- _Qué se pide_: Prosigue el artículo sobre la victoria electoral de Erdogan a partir de su última oración.

Como Anillo al Dedo
Recep Tayyip Erdogan: el hombre invencible de Turquía
Jana J. Jabbour | Política Exterior
La victoria electoral de Erdogan, pese a la crisis económica, pone de relieve el auge del nacionalismo étnico y religioso, así como de las cuestiones de seguridad y política exterior.
Recep Tayyip Erdogan ha cumplido con creces su sueño de seguir liderando Turquía en 2023, fecha simbólica que señala el centenario de la fundación de la República Turca. Al igual que en 1923 Mustafa Kemal Atatürk pasó a la historia como el fundador del Estado turco, Erdogan está orgulloso de haber pasado también a la historia, 100 años después, como el fundador de una nueva Turquía, que ha amoldado a sus principios, sus valores y su visión durante las dos décadas que ha estado en el poder.
El 28 de mayo, Erdogan dio la sorpresa al ganar las elecciones presidenciales frente al candidato de la oposición, Kemal Kılıçdaroglu, a pesar de las dificultades económicas y los desafíos humanitarios originados por el terremoto del 6 de febrero de 2023. Aunque la mayoría de los sondeos de opinión le auguraban un mal desenlace, el presidente turco obtuvo un resultado respetable, consiguiendo el 49,5% de los votos emitidos en la primera vuelta y el 52,16% en la segunda vuelta, con una participación histórica de casi el 90%. El escrutinio parlamentario también se saldó con la victoria de la alianza del partido en el gobierno, que logró cerca del 49,46% de los votos, frente al 35,02% de la Alianza Nacional de la oposición.
Este resultado es aún más sorprendente teniendo en cuenta la duración de la hegemonía ejercida por el Partido de la Justicia y el Desarrollo (AKP): su líder, Erdogan, a pesar de estar al mando desde 2003 (como primer ministro y después como presidente de la República desde 2014), apenas parece sufrir el desgaste del poder.
¿Cuáles son los factores que explican la resiliencia del AKP y de su líder a pesar de la fuerte movilización de la oposición para intentar derrotarlos, la inflación masiva, una crisis financiera persistente y la catástrofe desatada por el terremoto? ¿Qué lecciones se pueden extraer de estos comicios?
El nacionalismo, el gran vencedor de las elecciones
Lo primero que hay que señalar es el auge del nacionalismo turco: a la hora de votar, en el electorado pesaron menos las consideraciones económicas (caída del poder adquisitivo o elevada tasa de paro) que las preocupaciones nacionalistas y de seguridad. En efecto, estas elecciones han puesto de manifiesto el lugar central y decisivo que el nacionalismo en todas sus formas (étnico, religioso y de seguridad) ocupa en la escena política y social.

Registros de una fuente de datos
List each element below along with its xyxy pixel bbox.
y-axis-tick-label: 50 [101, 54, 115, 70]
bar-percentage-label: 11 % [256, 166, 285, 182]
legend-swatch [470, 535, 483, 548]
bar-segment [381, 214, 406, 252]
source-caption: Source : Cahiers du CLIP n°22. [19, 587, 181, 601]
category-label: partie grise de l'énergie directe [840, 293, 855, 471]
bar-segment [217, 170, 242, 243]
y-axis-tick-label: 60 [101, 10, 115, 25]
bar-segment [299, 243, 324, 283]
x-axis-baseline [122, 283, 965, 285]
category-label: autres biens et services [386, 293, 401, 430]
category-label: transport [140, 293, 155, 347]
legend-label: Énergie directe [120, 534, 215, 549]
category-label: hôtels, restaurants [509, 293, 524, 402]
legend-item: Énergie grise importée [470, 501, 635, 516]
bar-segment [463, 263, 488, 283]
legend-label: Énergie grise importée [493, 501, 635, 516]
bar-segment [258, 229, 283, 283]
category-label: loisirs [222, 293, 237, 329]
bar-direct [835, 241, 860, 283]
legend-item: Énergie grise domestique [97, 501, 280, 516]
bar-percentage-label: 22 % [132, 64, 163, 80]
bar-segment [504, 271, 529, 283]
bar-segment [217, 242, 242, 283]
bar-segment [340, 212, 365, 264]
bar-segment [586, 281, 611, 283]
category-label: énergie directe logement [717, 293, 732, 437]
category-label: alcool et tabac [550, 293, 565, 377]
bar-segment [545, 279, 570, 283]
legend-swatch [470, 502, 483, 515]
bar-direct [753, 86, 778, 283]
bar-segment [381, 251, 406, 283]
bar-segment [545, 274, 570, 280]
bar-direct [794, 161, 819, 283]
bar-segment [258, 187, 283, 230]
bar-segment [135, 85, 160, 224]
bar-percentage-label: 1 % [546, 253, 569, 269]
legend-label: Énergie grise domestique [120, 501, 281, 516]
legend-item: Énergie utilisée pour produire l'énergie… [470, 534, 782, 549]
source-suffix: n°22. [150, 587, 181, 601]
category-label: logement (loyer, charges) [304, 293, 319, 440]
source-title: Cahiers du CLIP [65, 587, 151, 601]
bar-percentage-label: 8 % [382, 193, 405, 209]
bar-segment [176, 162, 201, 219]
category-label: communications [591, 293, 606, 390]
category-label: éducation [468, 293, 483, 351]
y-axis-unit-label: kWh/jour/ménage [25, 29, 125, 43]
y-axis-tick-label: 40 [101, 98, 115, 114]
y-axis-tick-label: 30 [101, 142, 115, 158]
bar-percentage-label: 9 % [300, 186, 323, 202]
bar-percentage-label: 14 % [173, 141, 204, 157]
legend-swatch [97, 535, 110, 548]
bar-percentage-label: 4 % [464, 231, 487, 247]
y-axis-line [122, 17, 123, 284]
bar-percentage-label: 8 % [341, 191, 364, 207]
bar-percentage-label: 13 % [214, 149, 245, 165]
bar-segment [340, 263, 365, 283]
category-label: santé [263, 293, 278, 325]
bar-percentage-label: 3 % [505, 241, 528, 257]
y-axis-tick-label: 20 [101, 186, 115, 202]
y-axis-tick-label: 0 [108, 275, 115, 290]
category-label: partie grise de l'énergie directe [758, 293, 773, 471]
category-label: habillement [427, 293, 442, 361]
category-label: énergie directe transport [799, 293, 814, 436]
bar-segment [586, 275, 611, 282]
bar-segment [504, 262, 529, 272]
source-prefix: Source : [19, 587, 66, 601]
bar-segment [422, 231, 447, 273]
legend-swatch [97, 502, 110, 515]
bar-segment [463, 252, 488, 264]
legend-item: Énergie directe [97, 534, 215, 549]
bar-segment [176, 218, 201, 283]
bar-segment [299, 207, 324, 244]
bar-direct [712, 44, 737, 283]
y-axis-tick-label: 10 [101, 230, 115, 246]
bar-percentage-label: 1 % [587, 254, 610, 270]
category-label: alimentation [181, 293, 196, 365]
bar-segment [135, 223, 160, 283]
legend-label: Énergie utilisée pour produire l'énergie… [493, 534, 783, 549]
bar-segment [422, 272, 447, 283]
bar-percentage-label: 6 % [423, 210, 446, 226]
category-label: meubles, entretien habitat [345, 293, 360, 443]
==
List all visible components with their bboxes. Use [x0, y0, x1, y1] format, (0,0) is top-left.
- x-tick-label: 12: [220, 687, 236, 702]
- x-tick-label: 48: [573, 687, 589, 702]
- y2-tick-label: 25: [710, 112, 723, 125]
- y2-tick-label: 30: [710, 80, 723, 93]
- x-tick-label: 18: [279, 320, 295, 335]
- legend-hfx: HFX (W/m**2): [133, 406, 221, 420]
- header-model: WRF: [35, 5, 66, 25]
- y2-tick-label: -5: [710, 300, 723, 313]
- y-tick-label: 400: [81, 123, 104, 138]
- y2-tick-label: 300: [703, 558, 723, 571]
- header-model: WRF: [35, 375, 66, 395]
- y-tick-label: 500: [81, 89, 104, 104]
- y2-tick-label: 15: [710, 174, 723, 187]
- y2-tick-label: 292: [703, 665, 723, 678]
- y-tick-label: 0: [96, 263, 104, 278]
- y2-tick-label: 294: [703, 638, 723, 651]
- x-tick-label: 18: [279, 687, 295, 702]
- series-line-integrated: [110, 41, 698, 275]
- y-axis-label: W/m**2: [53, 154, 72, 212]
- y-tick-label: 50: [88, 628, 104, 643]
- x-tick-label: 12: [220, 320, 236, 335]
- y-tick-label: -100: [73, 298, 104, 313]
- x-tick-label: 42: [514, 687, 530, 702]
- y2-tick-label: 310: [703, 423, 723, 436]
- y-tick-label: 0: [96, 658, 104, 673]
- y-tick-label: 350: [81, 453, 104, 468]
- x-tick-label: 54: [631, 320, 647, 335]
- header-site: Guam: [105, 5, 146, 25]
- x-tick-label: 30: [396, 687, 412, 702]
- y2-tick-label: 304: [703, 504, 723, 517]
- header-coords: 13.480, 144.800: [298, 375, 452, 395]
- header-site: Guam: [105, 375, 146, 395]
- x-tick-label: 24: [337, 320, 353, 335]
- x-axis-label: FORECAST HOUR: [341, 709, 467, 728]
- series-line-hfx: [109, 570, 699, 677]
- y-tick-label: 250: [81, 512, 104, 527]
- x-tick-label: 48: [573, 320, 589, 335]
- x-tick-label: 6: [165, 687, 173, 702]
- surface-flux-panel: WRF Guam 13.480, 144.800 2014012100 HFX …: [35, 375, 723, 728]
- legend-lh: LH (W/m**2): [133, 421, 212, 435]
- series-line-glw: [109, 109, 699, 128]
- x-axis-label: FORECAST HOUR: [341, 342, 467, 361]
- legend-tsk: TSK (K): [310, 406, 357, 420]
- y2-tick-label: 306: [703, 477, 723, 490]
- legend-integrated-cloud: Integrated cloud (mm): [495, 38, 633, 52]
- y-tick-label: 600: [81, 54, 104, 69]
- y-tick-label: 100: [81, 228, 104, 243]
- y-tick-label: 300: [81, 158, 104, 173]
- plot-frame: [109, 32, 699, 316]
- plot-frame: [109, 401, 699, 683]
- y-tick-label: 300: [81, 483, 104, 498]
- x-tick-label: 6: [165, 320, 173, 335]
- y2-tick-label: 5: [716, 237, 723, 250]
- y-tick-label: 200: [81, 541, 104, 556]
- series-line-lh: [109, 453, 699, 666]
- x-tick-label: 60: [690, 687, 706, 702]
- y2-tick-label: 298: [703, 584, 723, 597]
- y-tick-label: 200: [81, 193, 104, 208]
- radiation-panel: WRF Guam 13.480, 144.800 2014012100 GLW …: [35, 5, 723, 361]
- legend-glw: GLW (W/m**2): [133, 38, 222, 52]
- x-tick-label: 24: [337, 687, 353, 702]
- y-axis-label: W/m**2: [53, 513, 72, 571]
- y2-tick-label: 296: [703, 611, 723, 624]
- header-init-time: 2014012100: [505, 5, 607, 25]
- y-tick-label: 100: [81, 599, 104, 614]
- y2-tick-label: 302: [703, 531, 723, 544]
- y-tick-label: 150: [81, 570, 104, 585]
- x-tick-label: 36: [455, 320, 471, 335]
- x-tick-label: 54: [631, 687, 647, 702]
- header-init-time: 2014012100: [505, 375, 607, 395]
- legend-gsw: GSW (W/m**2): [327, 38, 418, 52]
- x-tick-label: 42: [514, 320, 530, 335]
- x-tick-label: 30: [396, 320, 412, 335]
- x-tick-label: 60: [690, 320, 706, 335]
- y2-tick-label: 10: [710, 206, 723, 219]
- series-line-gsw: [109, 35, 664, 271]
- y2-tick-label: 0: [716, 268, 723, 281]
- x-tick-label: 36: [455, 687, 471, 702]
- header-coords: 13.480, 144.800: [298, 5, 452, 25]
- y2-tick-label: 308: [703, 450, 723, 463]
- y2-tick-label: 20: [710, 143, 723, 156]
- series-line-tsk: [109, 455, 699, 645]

- _Respuesta al ejercicio_:
En un contexto regional e internacional tenso, los turcos han votado al candidato que perciben como capaz de garantizar su seguridad. De hecho, los dos conflictos en la puerta de casa (las guerras de Siria y Ucrania) han tenido un importante impacto psicológico en la ciudadanía turca. Al crear un clima de ansiedad, han avivado los temores relativos a la seguridad y han vuelto a despertar los demonios del pasado: desde la disolución del Imperio otomano a manos de las potencias europeas tras el Tratado de Sèvres en 1920, la memoria colectiva de los turcos ha estado atormentada por el “síndrome de Sèvres”, la sensación de estar rodeados y cercados por enemigos que conspiran para destrozar su patria. Esta obsesión por la seguridad explica su voto a favor de Erdogan en el contexto muy específico de la guerra en Siria y en Ucrania. De hecho, para una gran mayoría de turcos, el rais representa la figura del hombre fuerte, el único capaz de garantizar la seguridad de su país frente a los numerosos peligros que lo acechan. Con su retórica belicosa y su postura combativa, Erdogan ha logrado encarnar la imagen del kabadayi, el líder “musculoso” con la valentía necesaria para defender el interés nacional y proteger la patria. El apoyo del candidato ultranacionalista Sinan Ogan a Erdogan en la segunda vuelta de las elecciones demuestra que el mandatario ha ganado en los frentes del nacionalismo y de la “derechización”.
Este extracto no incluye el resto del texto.